# Request:
Reproduce the listing below character for character; drop every image.

[Recorded data]
** begin **
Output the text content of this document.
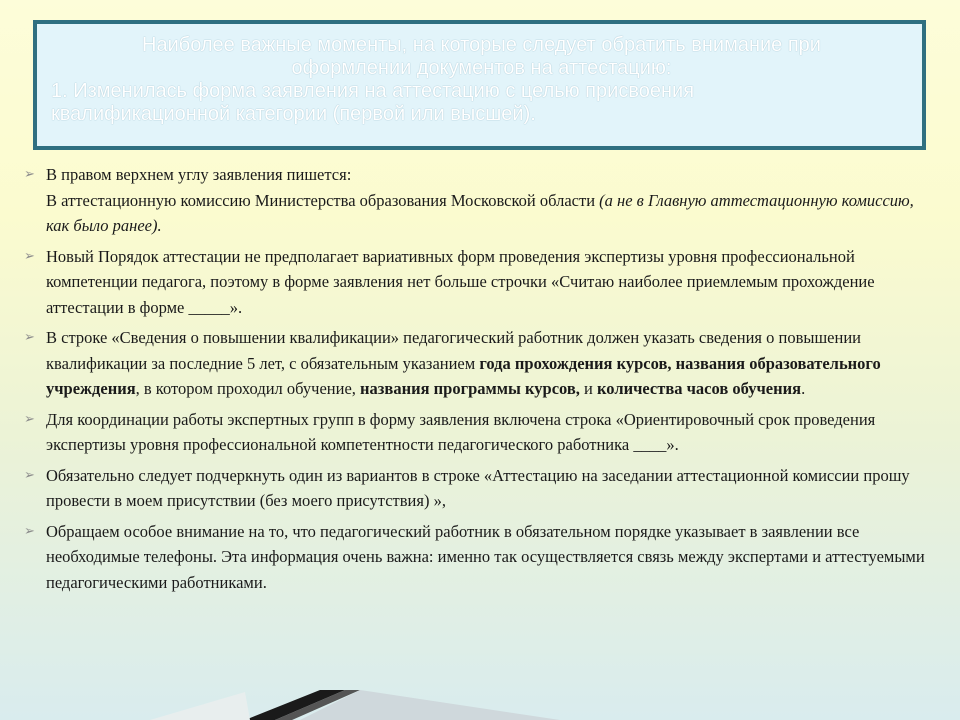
Наиболее важные моменты, на которые следует обратить внимание при
оформлении документов на аттестацию:
1. Изменилась форма заявления на аттестацию с целью присвоения
квалификационной категории (первой или высшей).
➢ В правом верхнем углу заявления пишется:
В аттестационную комиссию Министерства образования Московской области (а не в Главную аттестационную комиссию, как было ранее).
➢ Новый Порядок аттестации не предполагает вариативных форм проведения экспертизы уровня профессиональной компетенции педагога, поэтому в форме заявления нет больше строчки «Считаю наиболее приемлемым прохождение аттестации в форме _____».
➢ В строке «Сведения о повышении квалификации» педагогический работник должен указать сведения о повышении квалификации за последние 5 лет, с обязательным указанием года прохождения курсов, названия образовательного учреждения, в котором проходил обучение, названия программы курсов, и количества часов обучения.
➢ Для координации работы экспертных групп в форму заявления включена строка «Ориентировочный срок проведения экспертизы уровня профессиональной компетентности педагогического работника ____».
➢ Обязательно следует подчеркнуть один из вариантов в строке «Аттестацию на заседании аттестационной комиссии прошу провести в моем присутствии (без моего присутствия) »,
➢ Обращаем особое внимание на то, что педагогический работник в обязательном порядке указывает в заявлении все необходимые телефоны. Эта информация очень важна: именно так осуществляется связь между экспертами и аттестуемыми педагогическими работниками.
** end **
# Task output:
Output the text content of this document.
Наиболее важные моменты, на которые следует обратить внимание при
оформлении документов на аттестацию:
1. Изменилась форма заявления на аттестацию с целью присвоения
квалификационной категории (первой или высшей).
➢ В правом верхнем углу заявления пишется:
В аттестационную комиссию Министерства образования Московской области (а не в Главную аттестационную комиссию, как было ранее).
➢ Новый Порядок аттестации не предполагает вариативных форм проведения экспертизы уровня профессиональной компетенции педагога, поэтому в форме заявления нет больше строчки «Считаю наиболее приемлемым прохождение аттестации в форме _____».
➢ В строке «Сведения о повышении квалификации» педагогический работник должен указать сведения о повышении квалификации за последние 5 лет, с обязательным указанием года прохождения курсов, названия образовательного учреждения, в котором проходил обучение, названия программы курсов, и количества часов обучения.
➢ Для координации работы экспертных групп в форму заявления включена строка «Ориентировочный срок проведения экспертизы уровня профессиональной компетентности педагогического работника ____».
➢ Обязательно следует подчеркнуть один из вариантов в строке «Аттестацию на заседании аттестационной комиссии прошу провести в моем присутствии (без моего присутствия) »,
➢ Обращаем особое внимание на то, что педагогический работник в обязательном порядке указывает в заявлении все необходимые телефоны. Эта информация очень важна: именно так осуществляется связь между экспертами и аттестуемыми педагогическими работниками.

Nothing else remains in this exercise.